** BEGIN INPUT DATA **
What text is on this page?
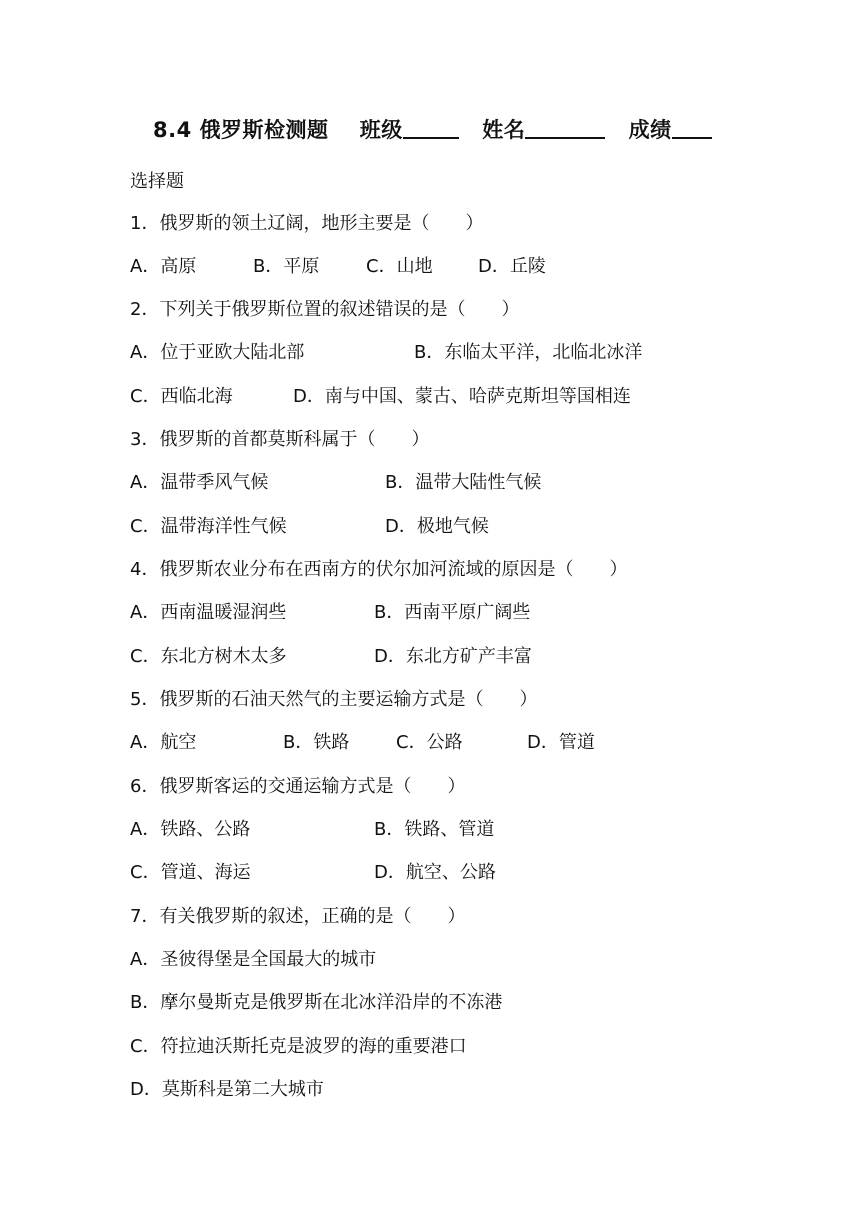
8.4 俄罗斯检测题 班级	姓名	成绩
选择题
1．俄罗斯的领土辽阔，地形主要是（　　）
A．高原	B．平原	C．山地	D．丘陵
2．下列关于俄罗斯位置的叙述错误的是（　　）
A．位于亚欧大陆北部	B．东临太平洋，北临北冰洋
C．西临北海	D．南与中国、蒙古、哈萨克斯坦等国相连
3．俄罗斯的首都莫斯科属于（　　）
A．温带季风气候	B．温带大陆性气候
C．温带海洋性气候	D．极地气候
4．俄罗斯农业分布在西南方的伏尔加河流域的原因是（　　）
A．西南温暖湿润些	B．西南平原广阔些
C．东北方树木太多	D．东北方矿产丰富
5．俄罗斯的石油天然气的主要运输方式是（　　）
A．航空	B．铁路	C．公路	D．管道
6．俄罗斯客运的交通运输方式是（　　）
A．铁路、公路	B．铁路、管道
C．管道、海运	D．航空、公路
7．有关俄罗斯的叙述，正确的是（　　）
A．圣彼得堡是全国最大的城市
B．摩尔曼斯克是俄罗斯在北冰洋沿岸的不冻港
C．符拉迪沃斯托克是波罗的海的重要港口
D．莫斯科是第二大城市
** END INPUT DATA **
Above are records with pictures; repeat the records exactly and leave the pictures out.

=== ANSWER TO THE EXERCISE ===
What text is on this page?
8.4 俄罗斯检测题 班级	姓名	成绩
选择题
1．俄罗斯的领土辽阔，地形主要是（　　）
A．高原	B．平原	C．山地	D．丘陵
2．下列关于俄罗斯位置的叙述错误的是（　　）
A．位于亚欧大陆北部	B．东临太平洋，北临北冰洋
C．西临北海	D．南与中国、蒙古、哈萨克斯坦等国相连
3．俄罗斯的首都莫斯科属于（　　）
A．温带季风气候	B．温带大陆性气候
C．温带海洋性气候	D．极地气候
4．俄罗斯农业分布在西南方的伏尔加河流域的原因是（　　）
A．西南温暖湿润些	B．西南平原广阔些
C．东北方树木太多	D．东北方矿产丰富
5．俄罗斯的石油天然气的主要运输方式是（　　）
A．航空	B．铁路	C．公路	D．管道
6．俄罗斯客运的交通运输方式是（　　）
A．铁路、公路	B．铁路、管道
C．管道、海运	D．航空、公路
7．有关俄罗斯的叙述，正确的是（　　）
A．圣彼得堡是全国最大的城市
B．摩尔曼斯克是俄罗斯在北冰洋沿岸的不冻港
C．符拉迪沃斯托克是波罗的海的重要港口
D．莫斯科是第二大城市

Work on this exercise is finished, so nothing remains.